» Recorded data:
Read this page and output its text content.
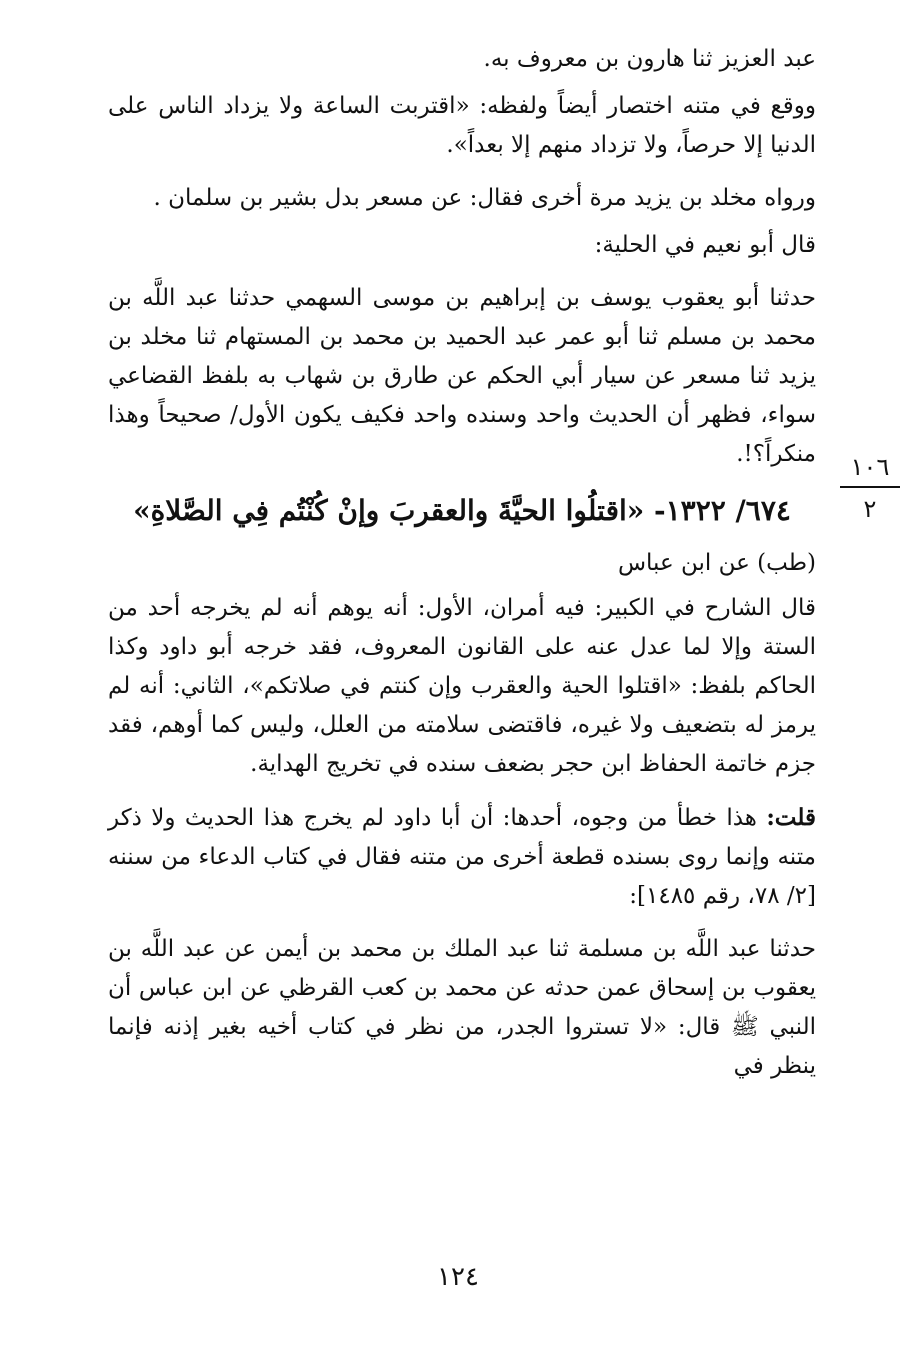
عبد العزيز ثنا هارون بن معروف به.

ووقع في متنه اختصار أيضاً ولفظه: «اقتربت الساعة ولا يزداد الناس على الدنيا إلا حرصاً، ولا تزداد منهم إلا بعداً».

ورواه مخلد بن يزيد مرة أخرى فقال: عن مسعر بدل بشير بن سلمان .

قال أبو نعيم في الحلية:

حدثنا أبو يعقوب يوسف بن إبراهيم بن موسى السهمي حدثنا عبد اللَّه بن محمد بن مسلم ثنا أبو عمر عبد الحميد بن محمد بن المستهام ثنا مخلد بن يزيد ثنا مسعر عن سيار أبي الحكم عن طارق بن شهاب به بلفظ القضاعي سواء، فظهر أن الحديث واحد وسنده واحد فكيف يكون الأول/ صحيحاً وهذا منكراً؟!.

٦٧٤/ ١٣٢٢- «اقتلُوا الحيَّةَ والعقربَ وإنْ كُنْتُم فِي الصَّلاةِ»

(طب) عن ابن عباس

قال الشارح في الكبير: فيه أمران، الأول: أنه يوهم أنه لم يخرجه أحد من الستة وإلا لما عدل عنه على القانون المعروف، فقد خرجه أبو داود وكذا الحاكم بلفظ: «اقتلوا الحية والعقرب وإن كنتم في صلاتكم»، الثاني: أنه لم يرمز له بتضعيف ولا غيره، فاقتضى سلامته من العلل، وليس كما أوهم، فقد جزم خاتمة الحفاظ ابن حجر بضعف سنده في تخريج الهداية.

قلت: هذا خطأ من وجوه، أحدها: أن أبا داود لم يخرج هذا الحديث ولا ذكر متنه وإنما روى بسنده قطعة أخرى من متنه فقال في كتاب الدعاء من سننه [٢/ ٧٨، رقم ١٤٨٥]:

حدثنا عبد اللَّه بن مسلمة ثنا عبد الملك بن محمد بن أيمن عن عبد اللَّه بن يعقوب بن إسحاق عمن حدثه عن محمد بن كعب القرظي عن ابن عباس أن النبي ﷺ قال: «لا تستروا الجدر، من نظر في كتاب أخيه بغير إذنه فإنما ينظر في

١٠٦
٢
١٢٤
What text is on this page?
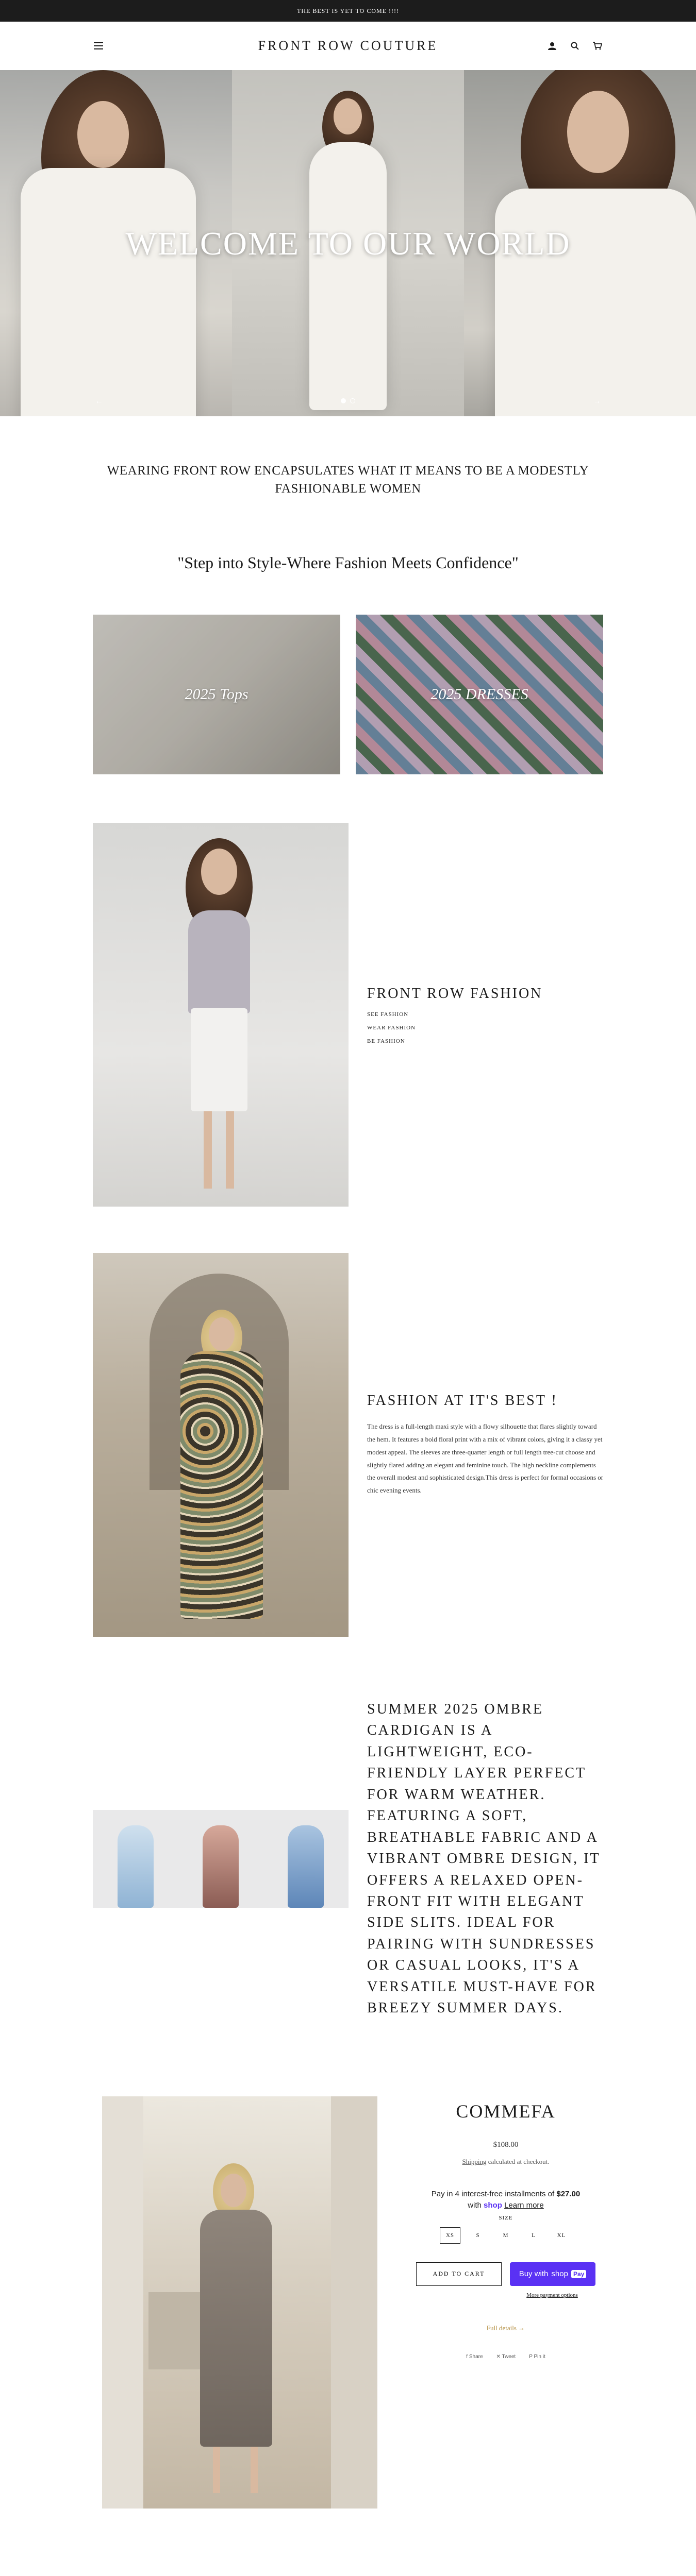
THE BEST IS YET TO COME !!!!
FRONT ROW COUTURE
WELCOME TO OUR WORLD
←	→
WEARING FRONT ROW ENCAPSULATES WHAT IT MEANS TO BE A MODESTLY FASHIONABLE WOMEN
"Step into Style-Where Fashion Meets Confidence"
2025 Tops	2025 DRESSES
FRONT ROW FASHION
SEE FASHION
WEAR FASHION
BE FASHION
FASHION AT IT'S BEST !

The dress is a full-length maxi style with a flowy silhouette that flares slightly toward the hem. It features a bold floral print with a mix of vibrant colors, giving it a classy yet modest appeal. The sleeves are three-quarter length or full length tree-cut choose and slightly flared adding an elegant and feminine touch. The high neckline complements the overall modest and sophisticated design.This dress is perfect for formal occasions or chic evening events.

SUMMER 2025 OMBRE CARDIGAN IS A LIGHTWEIGHT, ECO-FRIENDLY LAYER PERFECT FOR WARM WEATHER. FEATURING A SOFT, BREATHABLE FABRIC AND A VIBRANT OMBRE DESIGN, IT OFFERS A RELAXED OPEN-FRONT FIT WITH ELEGANT SIDE SLITS. IDEAL FOR PAIRING WITH SUNDRESSES OR CASUAL LOOKS, IT'S A VERSATILE MUST-HAVE FOR BREEZY SUMMER DAYS.
COMMEFA
$108.00
Shipping calculated at checkout.
Pay in 4 interest-free installments of $27.00
with shop Learn more
SIZE
XS	S	M	L	XL
ADD TO CART	Buy with shop Pay
More payment options
Full details →
f Share	✕ Tweet	P Pin it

» Required task: Check each line above for the word "فقال", and copy the lines where it appears.

» Answer to this task:
ورواه مخلد بن يزيد مرة أخرى فقال: عن مسعر بدل بشير بن سلمان .
قلت: هذا خطأ من وجوه، أحدها: أن أبا داود لم يخرج هذا الحديث ولا ذكر متنه وإنما روى بسنده قطعة أخرى من متنه فقال في كتاب الدعاء من سننه [٢/ ٧٨، رقم ١٤٨٥]:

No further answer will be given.